++++ EXERCISE MATERIALS

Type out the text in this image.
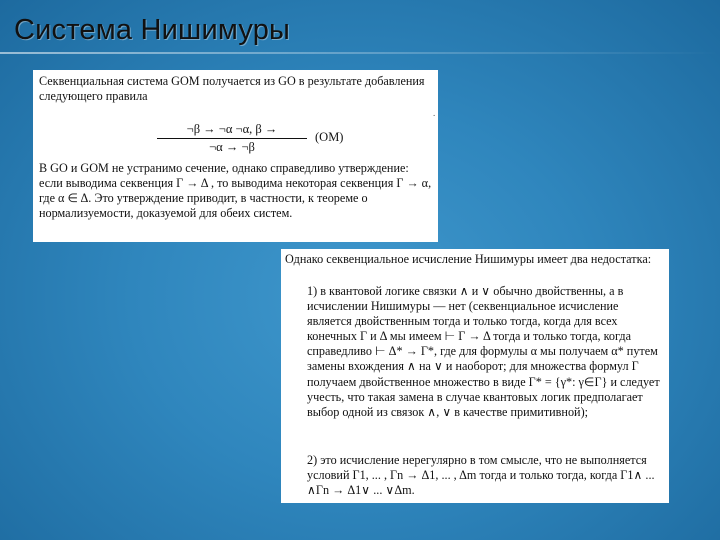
Система Нишимуры
Секвенциальная система GOM получается из GO в результате добавления следующего правила
.
$\frac{\neg\beta \to \neg\alpha \neg\alpha, \beta \to}{\neg\alpha \to \neg\beta} (OM)$
В GO и GOM не устранимо сечение, однако справедливо утверждение: если выводима секвенция Γ → Δ , то выводима некоторая секвенция Γ → α, где α ∈ Δ. Это утверждение приводит, в частности, к теореме о нормализуемости, доказуемой для обеих систем.
Однако секвенциальное исчисление Нишимуры имеет два недостатка:
1) в квантовой логике связки ∧ и ∨ обычно двойственны, а в исчислении Нишимуры — нет (секвенциальное исчисление является двойственным тогда и только тогда, когда для всех конечных Γ и Δ мы имеем ⊢ Γ → Δ тогда и только тогда, когда справедливо ⊢ Δ* → Γ*, где для формулы α мы получаем α* путем замены вхождения ∧ на ∨ и наоборот; для множества формул Γ получаем двойственное множество в виде Γ* = {γ*: γ∈Γ} и следует учесть, что такая замена в случае квантовых логик предполагает выбор одной из связок ∧, ∨ в качестве примитивной);
2) это исчисление нерегулярно в том смысле, что не выполняется условий Γ1, ... , Γn → Δ1, ... , Δm тогда и только тогда, когда Γ1∧ ... ∧Γn → Δ1∨ ... ∨Δm.
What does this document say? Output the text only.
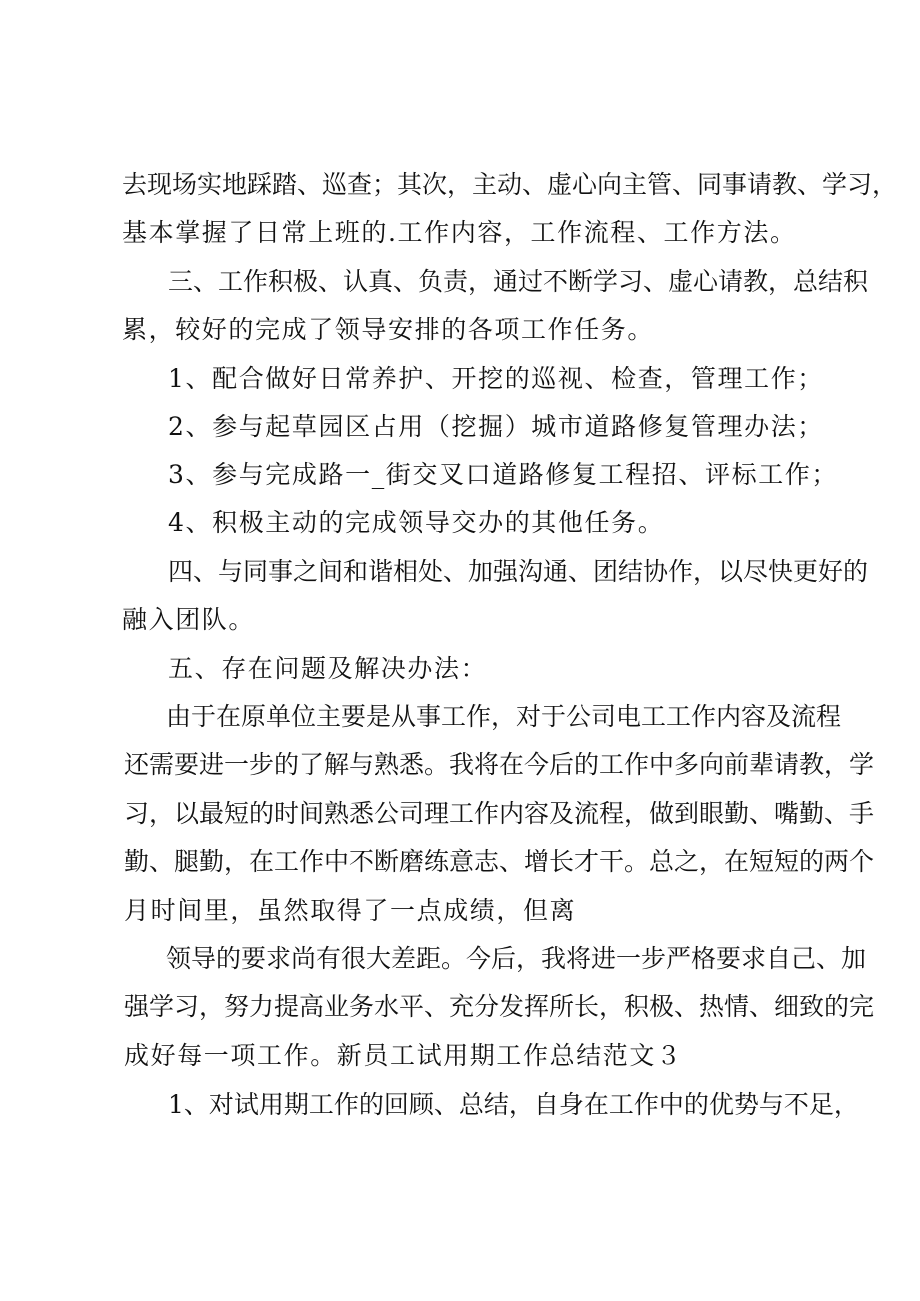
去现场实地踩踏、巡查；其次，主动、虚心向主管、同事请教、学习，
基本掌握了日常上班的.工作内容，工作流程、工作方法。
三、工作积极、认真、负责，通过不断学习、虚心请教，总结积
累，较好的完成了领导安排的各项工作任务。
1、配合做好日常养护、开挖的巡视、检查，管理工作；
2、参与起草园区占用（挖掘）城市道路修复管理办法；
3、参与完成路一_街交叉口道路修复工程招、评标工作；
4、积极主动的完成领导交办的其他任务。
四、与同事之间和谐相处、加强沟通、团结协作，以尽快更好的
融入团队。
五、存在问题及解决办法：
由于在原单位主要是从事工作，对于公司电工工作内容及流程
还需要进一步的了解与熟悉。我将在今后的工作中多向前辈请教，学
习，以最短的时间熟悉公司理工作内容及流程，做到眼勤、嘴勤、手
勤、腿勤，在工作中不断磨练意志、增长才干。总之，在短短的两个
月时间里，虽然取得了一点成绩，但离
领导的要求尚有很大差距。今后，我将进一步严格要求自己、加
强学习，努力提高业务水平、充分发挥所长，积极、热情、细致的完
成好每一项工作。新员工试用期工作总结范文３
1、对试用期工作的回顾、总结，自身在工作中的优势与不足，
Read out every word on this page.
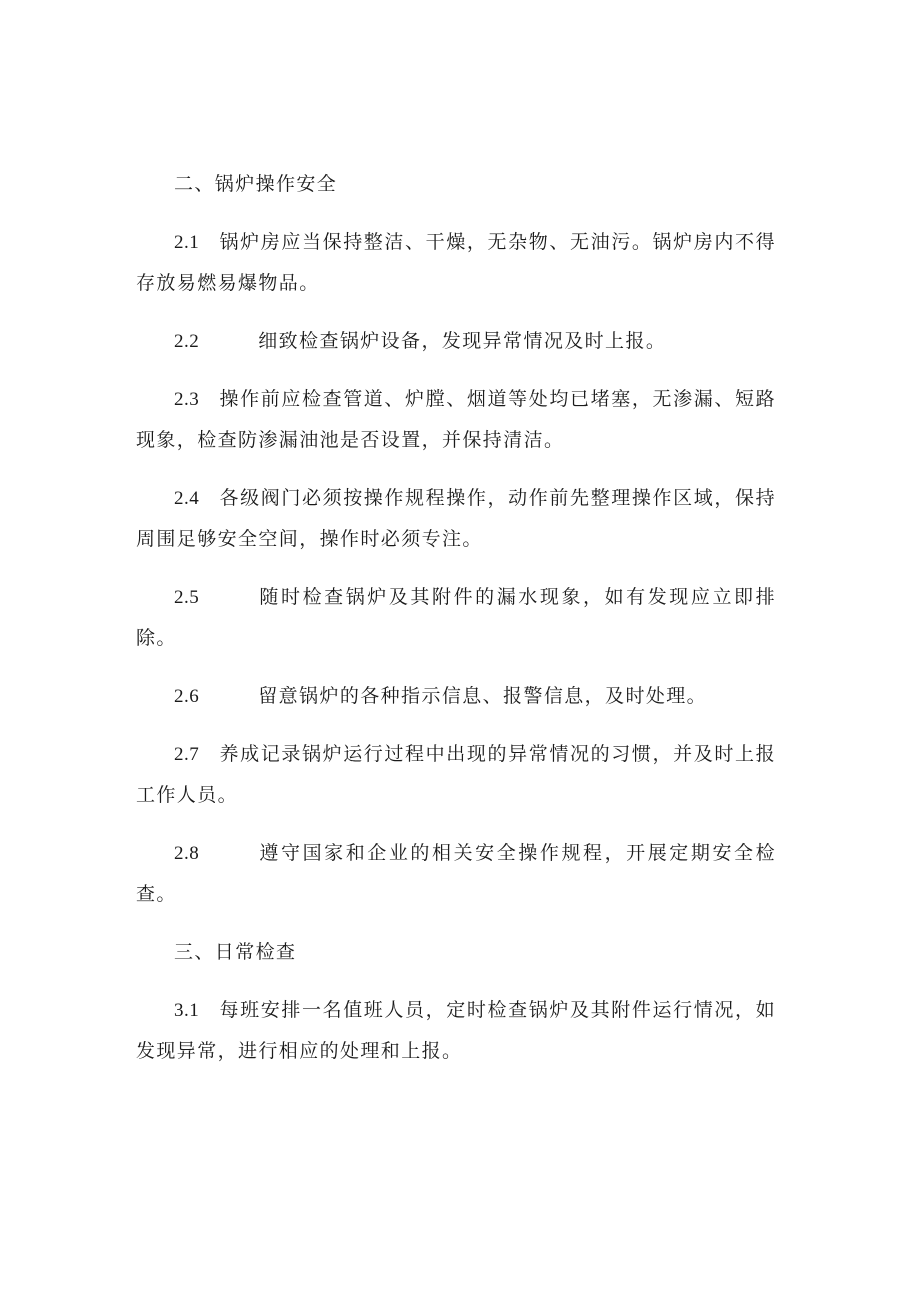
二、锅炉操作安全

2.1 锅炉房应当保持整洁、干燥，无杂物、无油污。锅炉房内不得存放易燃易爆物品。

2.2	细致检查锅炉设备，发现异常情况及时上报。

2.3 操作前应检查管道、炉膛、烟道等处均已堵塞，无渗漏、短路现象，检查防渗漏油池是否设置，并保持清洁。

2.4 各级阀门必须按操作规程操作，动作前先整理操作区域，保持周围足够安全空间，操作时必须专注。

2.5	随时检查锅炉及其附件的漏水现象，如有发现应立即排除。

2.6	留意锅炉的各种指示信息、报警信息，及时处理。

2.7 养成记录锅炉运行过程中出现的异常情况的习惯，并及时上报工作人员。

2.8	遵守国家和企业的相关安全操作规程，开展定期安全检查。

三、日常检查

3.1 每班安排一名值班人员，定时检查锅炉及其附件运行情况，如发现异常，进行相应的处理和上报。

++++++++

* WHAT IS BEING ASKED *
From the data above, count the lines where "text" occurs and give that figure and nothing else.

* COMPLETE ANSWER *
2